Dataset records
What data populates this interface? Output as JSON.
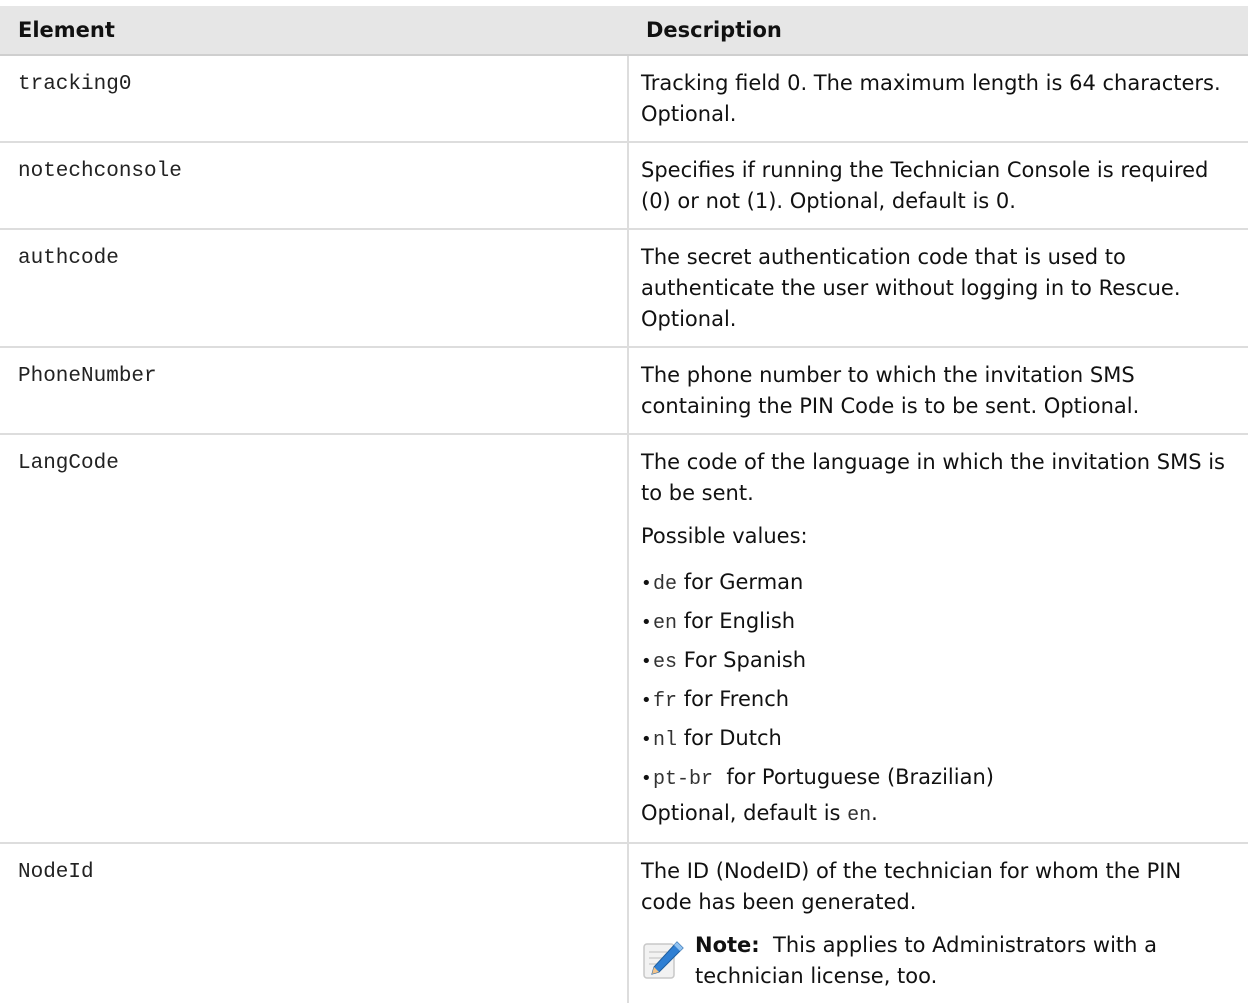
{
  "table": {
    "headers": {
      "element": "Element",
      "description": "Description"
    },
    "rows": [
      {
        "element": "tracking0",
        "description": "Tracking field 0. The maximum length is 64 characters. Optional."
      },
      {
        "element": "notechconsole",
        "description": "Specifies if running the Technician Console is required (0) or not (1). Optional, default is 0."
      },
      {
        "element": "authcode",
        "description": "The secret authentication code that is used to authenticate the user without logging in to Rescue. Optional."
      },
      {
        "element": "PhoneNumber",
        "description": "The phone number to which the invitation SMS containing the PIN Code is to be sent. Optional."
      },
      {
        "element": "LangCode",
        "description": "The code of the language in which the invitation SMS is to be sent.",
        "possible_values_label": "Possible values:",
        "values": [
          {
            "code": "de",
            "text": " for German"
          },
          {
            "code": "en",
            "text": " for English"
          },
          {
            "code": "es",
            "text": " For Spanish"
          },
          {
            "code": "fr",
            "text": " for French"
          },
          {
            "code": "nl",
            "text": " for Dutch"
          },
          {
            "code": "pt-br",
            "text": "  for Portuguese (Brazilian)"
          }
        ],
        "default_prefix": "Optional, default is ",
        "default_code": "en",
        "default_suffix": "."
      },
      {
        "element": "NodeId",
        "description": "The ID (NodeID) of the technician for whom the PIN code has been generated.",
        "note_label": "Note:",
        "note_text": "  This applies to Administrators with a technician license, too.",
        "note_icon": "pencil-note-icon"
      }
    ]
  }
}
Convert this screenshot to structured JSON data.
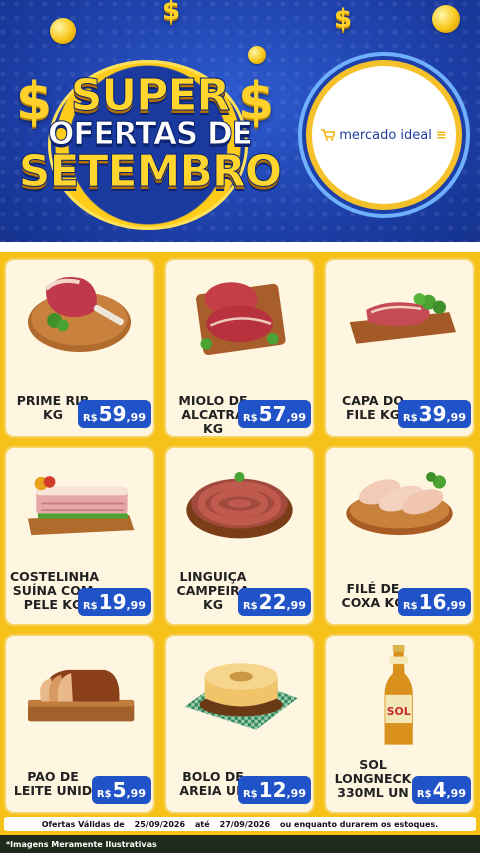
{
  "header": {
    "title_line1": "SUPER",
    "title_line2": "OFERTAS DE",
    "title_line3": "SETEMBRO",
    "store_name": "mercado ideal",
    "currency_symbol": "$"
  },
  "currency": "R$",
  "products": [
    {
      "name": "PRIME RIB\nKG",
      "price_int": "59",
      "price_dec": ",99",
      "image": "prime-rib-meat"
    },
    {
      "name": "MIOLO DE\nALCATRA KG",
      "price_int": "57",
      "price_dec": ",99",
      "image": "alcatra-meat"
    },
    {
      "name": "CAPA DO\nFILE KG",
      "price_int": "39",
      "price_dec": ",99",
      "image": "capa-file-meat"
    },
    {
      "name": "COSTELINHA\nSUÍNA COM\nPELE KG",
      "price_int": "19",
      "price_dec": ",99",
      "image": "pork-ribs"
    },
    {
      "name": "LINGUIÇA\nCAMPEIRA\nKG",
      "price_int": "22",
      "price_dec": ",99",
      "image": "sausage-coil"
    },
    {
      "name": "FILÉ DE\nCOXA KG",
      "price_int": "16",
      "price_dec": ",99",
      "image": "chicken-fillet"
    },
    {
      "name": "PAO DE\nLEITE UNID",
      "price_int": "5",
      "price_dec": ",99",
      "image": "milk-bread"
    },
    {
      "name": "BOLO DE\nAREIA UN",
      "price_int": "12",
      "price_dec": ",99",
      "image": "sand-cake"
    },
    {
      "name": "SOL\nLONGNECK\n330ML UN",
      "price_int": "4",
      "price_dec": ",99",
      "image": "sol-beer-bottle"
    }
  ],
  "footer": {
    "validity_label": "Ofertas Válidas de",
    "date_from": "25/09/2026",
    "until": "até",
    "date_to": "27/09/2026",
    "validity_suffix": "ou enquanto durarem os estoques.",
    "disclaimer": "*Imagens Meramente Ilustrativas"
  },
  "colors": {
    "header_blue": "#1d3fa8",
    "background_yellow": "#f6c21a",
    "price_blue": "#1f53c7",
    "card_cream": "#fff6e1"
  }
}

_Goal_
Write out the records above once more, word for word, with no pictures.

_Task result_
What data populates this interface? Output as JSON.
{
  "table": {
    "headers": {
      "element": "Element",
      "description": "Description"
    },
    "rows": [
      {
        "element": "tracking0",
        "description": "Tracking field 0. The maximum length is 64 characters. Optional."
      },
      {
        "element": "notechconsole",
        "description": "Specifies if running the Technician Console is required (0) or not (1). Optional, default is 0."
      },
      {
        "element": "authcode",
        "description": "The secret authentication code that is used to authenticate the user without logging in to Rescue. Optional."
      },
      {
        "element": "PhoneNumber",
        "description": "The phone number to which the invitation SMS containing the PIN Code is to be sent. Optional."
      },
      {
        "element": "LangCode",
        "description": "The code of the language in which the invitation SMS is to be sent.",
        "possible_values_label": "Possible values:",
        "values": [
          {
            "code": "de",
            "text": " for German"
          },
          {
            "code": "en",
            "text": " for English"
          },
          {
            "code": "es",
            "text": " For Spanish"
          },
          {
            "code": "fr",
            "text": " for French"
          },
          {
            "code": "nl",
            "text": " for Dutch"
          },
          {
            "code": "pt-br",
            "text": "  for Portuguese (Brazilian)"
          }
        ],
        "default_prefix": "Optional, default is ",
        "default_code": "en",
        "default_suffix": "."
      },
      {
        "element": "NodeId",
        "description": "The ID (NodeID) of the technician for whom the PIN code has been generated.",
        "note_label": "Note:",
        "note_text": "  This applies to Administrators with a technician license, too.",
        "note_icon": "pencil-note-icon"
      }
    ]
  }
}
Convert this screenshot to structured JSON data.
{
  "header": {
    "title_line1": "SUPER",
    "title_line2": "OFERTAS DE",
    "title_line3": "SETEMBRO",
    "store_name": "mercado ideal",
    "currency_symbol": "$"
  },
  "currency": "R$",
  "products": [
    {
      "name": "PRIME RIB\nKG",
      "price_int": "59",
      "price_dec": ",99",
      "image": "prime-rib-meat"
    },
    {
      "name": "MIOLO DE\nALCATRA KG",
      "price_int": "57",
      "price_dec": ",99",
      "image": "alcatra-meat"
    },
    {
      "name": "CAPA DO\nFILE KG",
      "price_int": "39",
      "price_dec": ",99",
      "image": "capa-file-meat"
    },
    {
      "name": "COSTELINHA\nSUÍNA COM\nPELE KG",
      "price_int": "19",
      "price_dec": ",99",
      "image": "pork-ribs"
    },
    {
      "name": "LINGUIÇA\nCAMPEIRA\nKG",
      "price_int": "22",
      "price_dec": ",99",
      "image": "sausage-coil"
    },
    {
      "name": "FILÉ DE\nCOXA KG",
      "price_int": "16",
      "price_dec": ",99",
      "image": "chicken-fillet"
    },
    {
      "name": "PAO DE\nLEITE UNID",
      "price_int": "5",
      "price_dec": ",99",
      "image": "milk-bread"
    },
    {
      "name": "BOLO DE\nAREIA UN",
      "price_int": "12",
      "price_dec": ",99",
      "image": "sand-cake"
    },
    {
      "name": "SOL\nLONGNECK\n330ML UN",
      "price_int": "4",
      "price_dec": ",99",
      "image": "sol-beer-bottle"
    }
  ],
  "footer": {
    "validity_label": "Ofertas Válidas de",
    "date_from": "25/09/2026",
    "until": "até",
    "date_to": "27/09/2026",
    "validity_suffix": "ou enquanto durarem os estoques.",
    "disclaimer": "*Imagens Meramente Ilustrativas"
  },
  "colors": {
    "header_blue": "#1d3fa8",
    "background_yellow": "#f6c21a",
    "price_blue": "#1f53c7",
    "card_cream": "#fff6e1"
  }
}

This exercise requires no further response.